_AIM_
Return every record exactly as written.
** start of RECORDED DATA **
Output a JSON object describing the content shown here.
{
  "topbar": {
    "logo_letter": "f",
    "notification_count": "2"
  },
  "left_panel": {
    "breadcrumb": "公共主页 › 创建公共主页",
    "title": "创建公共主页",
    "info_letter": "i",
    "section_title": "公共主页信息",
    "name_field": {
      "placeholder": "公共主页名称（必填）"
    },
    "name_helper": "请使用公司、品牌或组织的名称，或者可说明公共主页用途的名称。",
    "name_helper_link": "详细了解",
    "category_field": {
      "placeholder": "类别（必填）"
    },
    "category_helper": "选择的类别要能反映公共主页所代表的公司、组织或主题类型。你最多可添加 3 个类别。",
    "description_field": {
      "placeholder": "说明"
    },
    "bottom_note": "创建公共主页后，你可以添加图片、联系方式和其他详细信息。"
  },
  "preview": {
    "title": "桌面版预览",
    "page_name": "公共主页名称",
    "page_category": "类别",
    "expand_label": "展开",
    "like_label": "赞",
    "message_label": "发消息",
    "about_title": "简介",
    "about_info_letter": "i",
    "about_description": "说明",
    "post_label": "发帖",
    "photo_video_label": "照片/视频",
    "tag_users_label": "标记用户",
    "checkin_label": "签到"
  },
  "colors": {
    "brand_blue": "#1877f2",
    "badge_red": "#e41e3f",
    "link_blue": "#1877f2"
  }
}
** end of RECORDED DATA **
_FULL OUTPUT_
Output a JSON object describing the content shown here.
{
  "topbar": {
    "logo_letter": "f",
    "notification_count": "2"
  },
  "left_panel": {
    "breadcrumb": "公共主页 › 创建公共主页",
    "title": "创建公共主页",
    "info_letter": "i",
    "section_title": "公共主页信息",
    "name_field": {
      "placeholder": "公共主页名称（必填）"
    },
    "name_helper": "请使用公司、品牌或组织的名称，或者可说明公共主页用途的名称。",
    "name_helper_link": "详细了解",
    "category_field": {
      "placeholder": "类别（必填）"
    },
    "category_helper": "选择的类别要能反映公共主页所代表的公司、组织或主题类型。你最多可添加 3 个类别。",
    "description_field": {
      "placeholder": "说明"
    },
    "bottom_note": "创建公共主页后，你可以添加图片、联系方式和其他详细信息。"
  },
  "preview": {
    "title": "桌面版预览",
    "page_name": "公共主页名称",
    "page_category": "类别",
    "expand_label": "展开",
    "like_label": "赞",
    "message_label": "发消息",
    "about_title": "简介",
    "about_info_letter": "i",
    "about_description": "说明",
    "post_label": "发帖",
    "photo_video_label": "照片/视频",
    "tag_users_label": "标记用户",
    "checkin_label": "签到"
  },
  "colors": {
    "brand_blue": "#1877f2",
    "badge_red": "#e41e3f",
    "link_blue": "#1877f2"
  }
}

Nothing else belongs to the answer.